What you have to do
Transcribe each of the records below exactly, excluding all pictures.

****

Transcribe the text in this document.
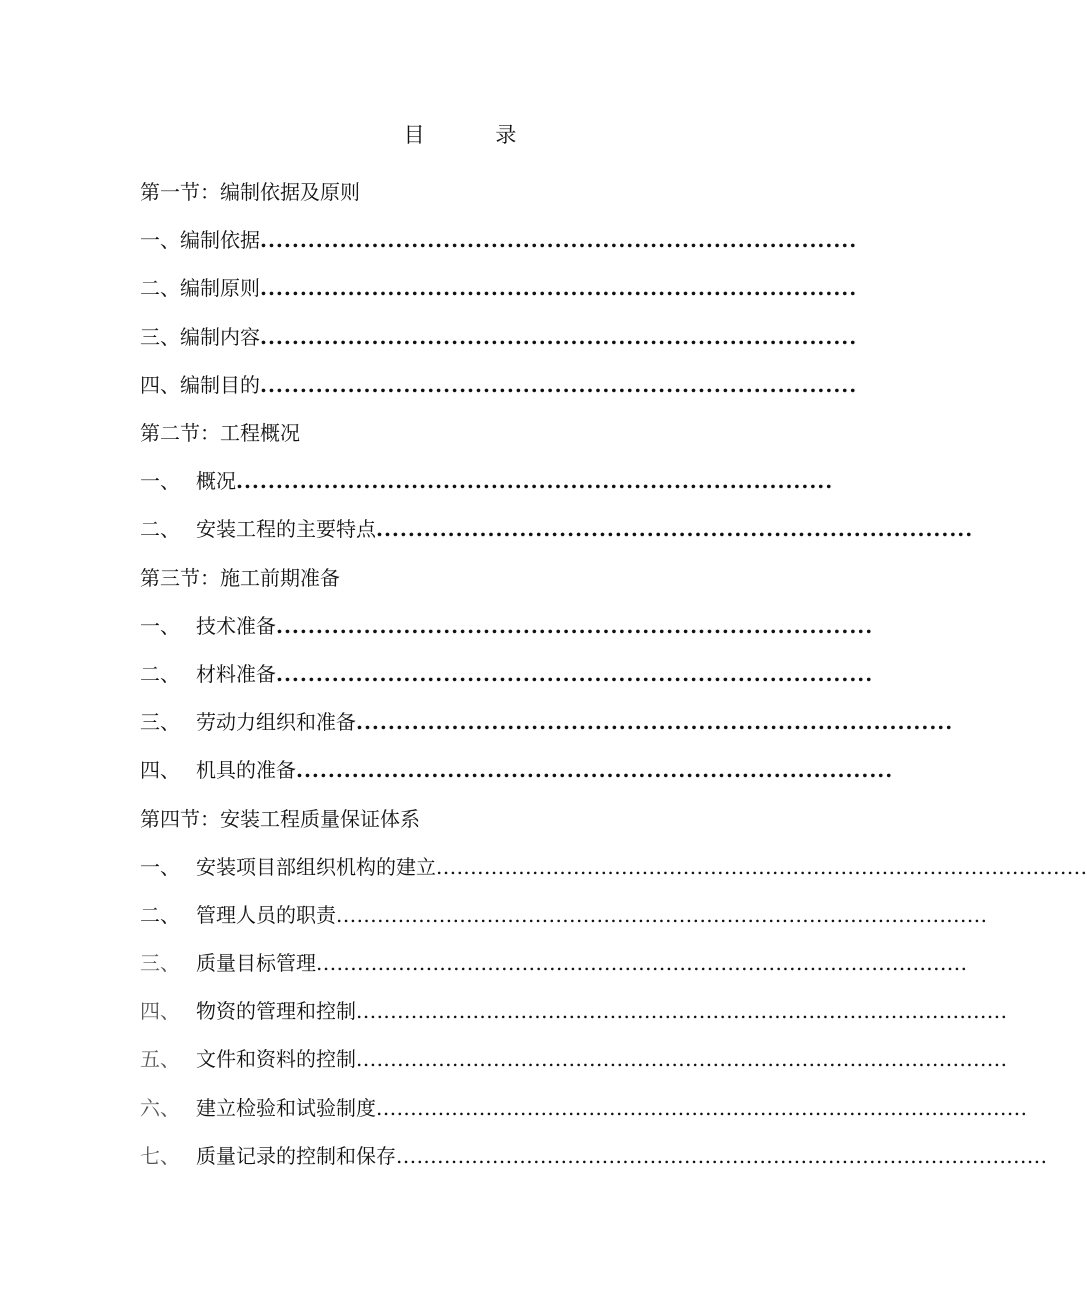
目 录
第一节：编制依据及原则
一、 编制依据 ...........................................................................
二、 编制原则 ...........................................................................
三、 编制内容 ...........................................................................
四、 编制目的 ...........................................................................
第二节：工程概况
一、 概况 ...........................................................................
二、 安装工程的主要特点 ...........................................................................
第三节：施工前期准备
一、 技术准备 ...........................................................................
二、 材料准备 ...........................................................................
三、 劳动力组织和准备 ...........................................................................
四、 机具的准备 ...........................................................................
第四节：安装工程质量保证体系
一、 安装项目部组织机构的建立 ...............................................................................................
二、 管理人员的职责 ...............................................................................................
三、 质量目标管理 ...............................................................................................
四、 物资的管理和控制 ...............................................................................................
五、 文件和资料的控制 ...............................................................................................
六、 建立检验和试验制度 ...............................................................................................
七、 质量记录的控制和保存 ...............................................................................................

****

Response to the exercise
Transcribe the text in this document.
目 录
第一节：编制依据及原则
一、 编制依据 ...........................................................................
二、 编制原则 ...........................................................................
三、 编制内容 ...........................................................................
四、 编制目的 ...........................................................................
第二节：工程概况
一、 概况 ...........................................................................
二、 安装工程的主要特点 ...........................................................................
第三节：施工前期准备
一、 技术准备 ...........................................................................
二、 材料准备 ...........................................................................
三、 劳动力组织和准备 ...........................................................................
四、 机具的准备 ...........................................................................
第四节：安装工程质量保证体系
一、 安装项目部组织机构的建立 ...............................................................................................
二、 管理人员的职责 ...............................................................................................
三、 质量目标管理 ...............................................................................................
四、 物资的管理和控制 ...............................................................................................
五、 文件和资料的控制 ...............................................................................................
六、 建立检验和试验制度 ...............................................................................................
七、 质量记录的控制和保存 ...............................................................................................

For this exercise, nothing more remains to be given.